### RECORDED DATA
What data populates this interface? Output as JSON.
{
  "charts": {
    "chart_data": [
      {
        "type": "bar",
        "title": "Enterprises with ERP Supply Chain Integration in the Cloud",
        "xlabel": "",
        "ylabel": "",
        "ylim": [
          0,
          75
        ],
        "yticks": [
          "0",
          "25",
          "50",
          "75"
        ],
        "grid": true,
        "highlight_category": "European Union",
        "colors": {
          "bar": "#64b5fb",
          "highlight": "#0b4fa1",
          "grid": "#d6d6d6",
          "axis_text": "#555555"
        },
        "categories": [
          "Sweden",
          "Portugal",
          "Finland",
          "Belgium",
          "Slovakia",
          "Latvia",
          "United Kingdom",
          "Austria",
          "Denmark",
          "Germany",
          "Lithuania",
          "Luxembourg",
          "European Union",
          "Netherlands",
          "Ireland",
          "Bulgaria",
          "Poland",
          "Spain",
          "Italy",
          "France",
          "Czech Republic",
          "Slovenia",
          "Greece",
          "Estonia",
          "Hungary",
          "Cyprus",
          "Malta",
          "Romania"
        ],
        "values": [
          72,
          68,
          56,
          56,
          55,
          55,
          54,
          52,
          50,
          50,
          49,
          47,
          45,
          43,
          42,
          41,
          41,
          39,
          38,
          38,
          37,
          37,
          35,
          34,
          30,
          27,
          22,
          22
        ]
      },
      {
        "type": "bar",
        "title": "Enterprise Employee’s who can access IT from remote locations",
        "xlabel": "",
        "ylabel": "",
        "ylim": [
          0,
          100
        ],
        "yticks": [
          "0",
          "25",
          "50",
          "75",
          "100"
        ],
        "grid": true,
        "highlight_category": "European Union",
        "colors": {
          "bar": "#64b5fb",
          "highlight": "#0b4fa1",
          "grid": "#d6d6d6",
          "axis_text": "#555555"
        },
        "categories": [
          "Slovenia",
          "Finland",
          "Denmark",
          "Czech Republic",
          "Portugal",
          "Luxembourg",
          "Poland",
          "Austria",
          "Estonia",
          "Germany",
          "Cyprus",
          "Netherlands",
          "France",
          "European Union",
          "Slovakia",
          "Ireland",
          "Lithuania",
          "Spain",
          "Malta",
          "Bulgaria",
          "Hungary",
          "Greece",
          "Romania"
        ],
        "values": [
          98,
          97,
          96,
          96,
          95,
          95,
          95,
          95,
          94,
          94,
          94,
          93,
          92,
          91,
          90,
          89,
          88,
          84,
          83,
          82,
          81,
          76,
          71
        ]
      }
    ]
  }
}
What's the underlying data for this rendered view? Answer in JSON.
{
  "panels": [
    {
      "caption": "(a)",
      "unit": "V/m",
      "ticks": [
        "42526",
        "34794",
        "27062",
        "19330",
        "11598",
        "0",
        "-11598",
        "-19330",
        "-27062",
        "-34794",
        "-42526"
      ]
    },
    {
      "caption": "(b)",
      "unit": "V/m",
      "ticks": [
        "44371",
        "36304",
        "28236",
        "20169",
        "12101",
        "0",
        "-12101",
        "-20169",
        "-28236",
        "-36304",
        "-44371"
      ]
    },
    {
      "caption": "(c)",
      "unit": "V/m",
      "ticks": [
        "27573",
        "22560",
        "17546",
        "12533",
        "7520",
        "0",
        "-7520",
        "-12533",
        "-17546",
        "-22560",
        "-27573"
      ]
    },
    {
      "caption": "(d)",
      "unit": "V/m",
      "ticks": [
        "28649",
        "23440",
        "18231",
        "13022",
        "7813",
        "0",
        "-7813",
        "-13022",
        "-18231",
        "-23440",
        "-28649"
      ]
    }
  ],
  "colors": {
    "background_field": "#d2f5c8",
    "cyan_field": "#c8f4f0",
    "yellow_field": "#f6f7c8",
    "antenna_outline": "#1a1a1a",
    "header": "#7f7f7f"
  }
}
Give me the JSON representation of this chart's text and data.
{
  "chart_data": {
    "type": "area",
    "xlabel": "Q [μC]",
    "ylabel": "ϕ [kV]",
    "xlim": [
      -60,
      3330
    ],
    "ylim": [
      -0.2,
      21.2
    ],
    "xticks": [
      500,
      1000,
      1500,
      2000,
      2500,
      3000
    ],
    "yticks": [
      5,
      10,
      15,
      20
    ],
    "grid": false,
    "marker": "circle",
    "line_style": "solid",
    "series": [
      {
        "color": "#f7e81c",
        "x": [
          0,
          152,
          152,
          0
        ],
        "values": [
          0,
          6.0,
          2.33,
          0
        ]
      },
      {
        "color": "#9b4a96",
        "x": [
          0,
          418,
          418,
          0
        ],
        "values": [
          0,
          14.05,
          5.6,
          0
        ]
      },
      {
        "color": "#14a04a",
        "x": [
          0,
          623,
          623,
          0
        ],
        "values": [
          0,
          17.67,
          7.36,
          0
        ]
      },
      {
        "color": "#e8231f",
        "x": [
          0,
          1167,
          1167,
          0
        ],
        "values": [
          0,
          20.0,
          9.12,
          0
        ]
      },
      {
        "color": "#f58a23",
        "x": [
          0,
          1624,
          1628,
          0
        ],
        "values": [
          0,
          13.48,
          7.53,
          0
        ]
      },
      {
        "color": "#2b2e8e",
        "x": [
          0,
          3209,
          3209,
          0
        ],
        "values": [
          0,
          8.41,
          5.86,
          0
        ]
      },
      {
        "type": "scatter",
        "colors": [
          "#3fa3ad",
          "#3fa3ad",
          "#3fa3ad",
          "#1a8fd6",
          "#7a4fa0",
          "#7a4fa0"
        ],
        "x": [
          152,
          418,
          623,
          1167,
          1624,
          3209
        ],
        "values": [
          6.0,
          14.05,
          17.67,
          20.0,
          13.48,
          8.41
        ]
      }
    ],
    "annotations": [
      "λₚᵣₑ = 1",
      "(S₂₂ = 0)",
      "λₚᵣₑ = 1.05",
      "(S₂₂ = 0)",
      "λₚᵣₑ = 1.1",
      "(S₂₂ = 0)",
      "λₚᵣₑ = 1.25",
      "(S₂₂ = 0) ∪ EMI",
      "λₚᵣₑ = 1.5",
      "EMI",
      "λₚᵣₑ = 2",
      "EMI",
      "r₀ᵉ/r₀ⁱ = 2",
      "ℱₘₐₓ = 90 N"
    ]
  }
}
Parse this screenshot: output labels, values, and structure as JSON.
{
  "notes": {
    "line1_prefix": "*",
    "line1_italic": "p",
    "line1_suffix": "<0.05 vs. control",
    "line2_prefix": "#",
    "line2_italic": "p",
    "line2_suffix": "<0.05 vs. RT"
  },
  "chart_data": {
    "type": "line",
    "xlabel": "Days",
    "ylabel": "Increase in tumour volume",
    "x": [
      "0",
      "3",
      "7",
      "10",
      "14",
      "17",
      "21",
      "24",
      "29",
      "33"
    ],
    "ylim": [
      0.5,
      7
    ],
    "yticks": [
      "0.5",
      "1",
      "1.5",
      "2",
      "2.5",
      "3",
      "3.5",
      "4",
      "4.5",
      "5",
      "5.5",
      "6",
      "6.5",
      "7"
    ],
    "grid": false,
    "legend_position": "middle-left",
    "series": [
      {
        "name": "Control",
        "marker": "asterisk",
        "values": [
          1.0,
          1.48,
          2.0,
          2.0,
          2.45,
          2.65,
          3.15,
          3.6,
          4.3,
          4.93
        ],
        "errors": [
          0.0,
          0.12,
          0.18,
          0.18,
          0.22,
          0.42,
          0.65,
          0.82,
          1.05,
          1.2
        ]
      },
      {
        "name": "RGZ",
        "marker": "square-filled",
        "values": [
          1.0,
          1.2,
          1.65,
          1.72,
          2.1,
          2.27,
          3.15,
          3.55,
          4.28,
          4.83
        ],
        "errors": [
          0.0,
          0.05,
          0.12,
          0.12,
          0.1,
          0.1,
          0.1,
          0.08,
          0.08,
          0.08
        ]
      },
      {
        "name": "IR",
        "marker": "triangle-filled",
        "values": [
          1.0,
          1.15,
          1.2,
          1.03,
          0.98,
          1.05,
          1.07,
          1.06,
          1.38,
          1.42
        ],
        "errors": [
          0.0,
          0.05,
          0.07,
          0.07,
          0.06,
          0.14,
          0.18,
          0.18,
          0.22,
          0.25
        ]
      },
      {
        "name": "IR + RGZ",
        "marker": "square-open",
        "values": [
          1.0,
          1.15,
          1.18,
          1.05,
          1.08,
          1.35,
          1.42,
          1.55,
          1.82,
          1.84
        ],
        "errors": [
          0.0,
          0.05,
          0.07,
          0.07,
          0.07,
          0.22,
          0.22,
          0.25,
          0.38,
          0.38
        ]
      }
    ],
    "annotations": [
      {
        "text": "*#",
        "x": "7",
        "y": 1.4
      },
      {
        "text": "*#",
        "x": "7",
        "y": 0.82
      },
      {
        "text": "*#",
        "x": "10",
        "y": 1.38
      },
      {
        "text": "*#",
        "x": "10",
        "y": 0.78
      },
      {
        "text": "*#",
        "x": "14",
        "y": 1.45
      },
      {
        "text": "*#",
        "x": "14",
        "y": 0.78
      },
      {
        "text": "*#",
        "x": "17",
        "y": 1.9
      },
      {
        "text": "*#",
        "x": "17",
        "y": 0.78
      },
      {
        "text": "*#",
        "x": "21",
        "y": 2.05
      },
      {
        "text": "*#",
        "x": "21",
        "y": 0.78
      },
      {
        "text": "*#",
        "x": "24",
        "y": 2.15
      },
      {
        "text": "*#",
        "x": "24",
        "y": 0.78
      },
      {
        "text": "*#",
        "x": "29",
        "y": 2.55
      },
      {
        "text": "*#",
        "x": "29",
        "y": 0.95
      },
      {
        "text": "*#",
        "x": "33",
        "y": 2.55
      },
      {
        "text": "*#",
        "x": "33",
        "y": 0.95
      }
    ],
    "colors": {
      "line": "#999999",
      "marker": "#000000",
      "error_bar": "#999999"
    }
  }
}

### STATED TASK
Report every line containing the word "name" from the listing above.

### RESULT FOR THIS EXERCISE
        "name": "Control",
        "name": "RGZ",
        "name": "IR",
        "name": "IR + RGZ",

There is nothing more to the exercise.